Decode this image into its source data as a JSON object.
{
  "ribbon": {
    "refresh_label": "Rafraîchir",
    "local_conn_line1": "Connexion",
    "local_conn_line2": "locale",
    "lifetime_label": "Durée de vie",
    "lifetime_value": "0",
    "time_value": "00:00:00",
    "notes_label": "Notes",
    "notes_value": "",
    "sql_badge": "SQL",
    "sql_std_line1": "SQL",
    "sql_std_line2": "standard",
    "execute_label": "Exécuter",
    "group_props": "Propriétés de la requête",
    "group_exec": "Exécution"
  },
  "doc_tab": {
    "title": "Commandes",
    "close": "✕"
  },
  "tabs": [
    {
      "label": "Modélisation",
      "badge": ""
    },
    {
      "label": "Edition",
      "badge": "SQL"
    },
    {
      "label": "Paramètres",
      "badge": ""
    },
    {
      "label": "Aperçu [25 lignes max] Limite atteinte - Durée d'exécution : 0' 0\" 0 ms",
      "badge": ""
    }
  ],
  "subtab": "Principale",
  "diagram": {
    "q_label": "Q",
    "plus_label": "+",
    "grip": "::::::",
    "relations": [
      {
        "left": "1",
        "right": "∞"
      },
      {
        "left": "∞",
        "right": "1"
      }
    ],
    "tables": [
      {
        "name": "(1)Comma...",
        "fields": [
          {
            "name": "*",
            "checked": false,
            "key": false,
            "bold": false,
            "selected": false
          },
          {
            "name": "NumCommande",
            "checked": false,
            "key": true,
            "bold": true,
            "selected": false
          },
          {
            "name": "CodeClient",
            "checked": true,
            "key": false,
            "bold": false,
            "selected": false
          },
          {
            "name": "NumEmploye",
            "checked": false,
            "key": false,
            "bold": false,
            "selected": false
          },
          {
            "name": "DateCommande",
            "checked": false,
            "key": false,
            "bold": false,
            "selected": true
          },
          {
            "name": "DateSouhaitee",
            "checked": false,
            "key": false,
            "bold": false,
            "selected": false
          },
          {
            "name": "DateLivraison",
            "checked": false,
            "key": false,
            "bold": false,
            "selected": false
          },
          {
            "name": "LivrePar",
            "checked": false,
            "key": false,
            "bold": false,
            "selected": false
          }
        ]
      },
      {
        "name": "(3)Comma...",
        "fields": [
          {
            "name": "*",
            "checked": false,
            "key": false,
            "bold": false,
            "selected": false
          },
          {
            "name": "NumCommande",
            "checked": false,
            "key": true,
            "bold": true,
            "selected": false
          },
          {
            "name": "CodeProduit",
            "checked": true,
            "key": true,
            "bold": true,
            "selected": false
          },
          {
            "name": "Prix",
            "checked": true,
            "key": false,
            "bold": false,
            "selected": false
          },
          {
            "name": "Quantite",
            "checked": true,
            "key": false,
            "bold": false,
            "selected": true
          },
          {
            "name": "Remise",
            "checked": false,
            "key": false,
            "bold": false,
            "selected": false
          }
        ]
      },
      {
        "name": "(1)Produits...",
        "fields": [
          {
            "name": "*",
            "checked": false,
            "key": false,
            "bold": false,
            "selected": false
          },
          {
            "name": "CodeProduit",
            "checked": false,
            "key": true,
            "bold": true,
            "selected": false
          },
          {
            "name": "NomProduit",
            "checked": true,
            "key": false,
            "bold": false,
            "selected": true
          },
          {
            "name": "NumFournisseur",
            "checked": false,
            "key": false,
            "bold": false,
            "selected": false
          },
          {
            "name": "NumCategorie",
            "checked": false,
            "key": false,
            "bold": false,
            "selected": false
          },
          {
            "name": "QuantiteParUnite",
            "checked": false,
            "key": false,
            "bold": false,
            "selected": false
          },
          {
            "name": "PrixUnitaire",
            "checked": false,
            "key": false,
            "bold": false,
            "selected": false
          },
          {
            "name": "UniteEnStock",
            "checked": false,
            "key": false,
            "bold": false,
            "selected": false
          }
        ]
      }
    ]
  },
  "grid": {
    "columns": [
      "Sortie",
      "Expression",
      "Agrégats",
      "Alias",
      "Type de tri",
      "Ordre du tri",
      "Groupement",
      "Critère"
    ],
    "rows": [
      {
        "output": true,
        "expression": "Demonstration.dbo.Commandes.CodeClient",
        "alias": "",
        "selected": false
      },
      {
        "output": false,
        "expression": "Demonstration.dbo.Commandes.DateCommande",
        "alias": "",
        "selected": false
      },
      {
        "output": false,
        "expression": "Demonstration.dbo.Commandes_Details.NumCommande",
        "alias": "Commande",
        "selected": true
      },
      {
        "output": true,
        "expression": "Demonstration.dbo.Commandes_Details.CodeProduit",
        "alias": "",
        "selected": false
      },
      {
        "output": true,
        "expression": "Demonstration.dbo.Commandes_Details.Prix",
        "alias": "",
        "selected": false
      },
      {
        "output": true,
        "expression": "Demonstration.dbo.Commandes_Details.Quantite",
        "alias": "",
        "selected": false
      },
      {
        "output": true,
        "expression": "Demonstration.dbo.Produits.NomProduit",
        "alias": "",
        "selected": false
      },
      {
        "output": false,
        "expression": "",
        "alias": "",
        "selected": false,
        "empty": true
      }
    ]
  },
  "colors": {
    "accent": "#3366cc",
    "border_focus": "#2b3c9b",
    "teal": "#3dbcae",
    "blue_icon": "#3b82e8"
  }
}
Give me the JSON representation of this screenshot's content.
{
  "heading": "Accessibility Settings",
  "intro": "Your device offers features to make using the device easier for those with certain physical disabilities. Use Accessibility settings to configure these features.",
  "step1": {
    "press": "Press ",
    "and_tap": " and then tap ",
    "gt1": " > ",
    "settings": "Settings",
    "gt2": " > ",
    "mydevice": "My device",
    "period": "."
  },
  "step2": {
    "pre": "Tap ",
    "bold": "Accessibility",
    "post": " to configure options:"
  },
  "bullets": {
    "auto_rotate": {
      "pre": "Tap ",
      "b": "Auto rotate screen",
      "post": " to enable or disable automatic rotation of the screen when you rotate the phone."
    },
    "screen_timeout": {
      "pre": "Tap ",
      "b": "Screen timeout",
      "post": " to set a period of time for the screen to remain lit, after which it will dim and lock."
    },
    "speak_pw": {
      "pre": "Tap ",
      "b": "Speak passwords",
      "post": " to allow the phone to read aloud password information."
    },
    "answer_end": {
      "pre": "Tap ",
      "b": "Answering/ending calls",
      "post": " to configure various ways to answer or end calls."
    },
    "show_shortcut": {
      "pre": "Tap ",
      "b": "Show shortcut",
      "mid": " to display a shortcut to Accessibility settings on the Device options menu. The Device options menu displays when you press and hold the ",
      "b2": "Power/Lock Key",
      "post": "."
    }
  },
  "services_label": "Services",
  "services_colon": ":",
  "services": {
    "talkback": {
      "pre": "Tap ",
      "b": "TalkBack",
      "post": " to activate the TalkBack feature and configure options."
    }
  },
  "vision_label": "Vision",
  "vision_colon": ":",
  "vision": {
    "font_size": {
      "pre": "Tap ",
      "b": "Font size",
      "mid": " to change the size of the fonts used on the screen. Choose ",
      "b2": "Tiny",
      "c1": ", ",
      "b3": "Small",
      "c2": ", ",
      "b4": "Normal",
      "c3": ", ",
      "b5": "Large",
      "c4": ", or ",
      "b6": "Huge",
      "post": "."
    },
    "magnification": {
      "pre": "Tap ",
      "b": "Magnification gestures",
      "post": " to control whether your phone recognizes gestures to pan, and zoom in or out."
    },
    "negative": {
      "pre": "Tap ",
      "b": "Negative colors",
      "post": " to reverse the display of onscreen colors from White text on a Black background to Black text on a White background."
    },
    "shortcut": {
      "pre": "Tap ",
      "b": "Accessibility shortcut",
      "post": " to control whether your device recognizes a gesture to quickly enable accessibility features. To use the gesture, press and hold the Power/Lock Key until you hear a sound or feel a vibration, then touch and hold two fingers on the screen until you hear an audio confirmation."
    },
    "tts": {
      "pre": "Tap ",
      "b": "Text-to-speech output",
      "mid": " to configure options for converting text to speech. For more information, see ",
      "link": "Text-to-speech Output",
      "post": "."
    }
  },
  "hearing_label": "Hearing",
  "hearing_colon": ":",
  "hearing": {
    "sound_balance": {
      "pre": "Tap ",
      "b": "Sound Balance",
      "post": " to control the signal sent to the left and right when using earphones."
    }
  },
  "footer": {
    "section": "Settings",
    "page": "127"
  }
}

**PROBLEM TO WORK ON**
Where a line in the entries holds "JSON", copy that line.

**COMPLETE ANSWER**
Decode this image into its source data as a JSON object.
Give me the JSON representation of this screenshot's content.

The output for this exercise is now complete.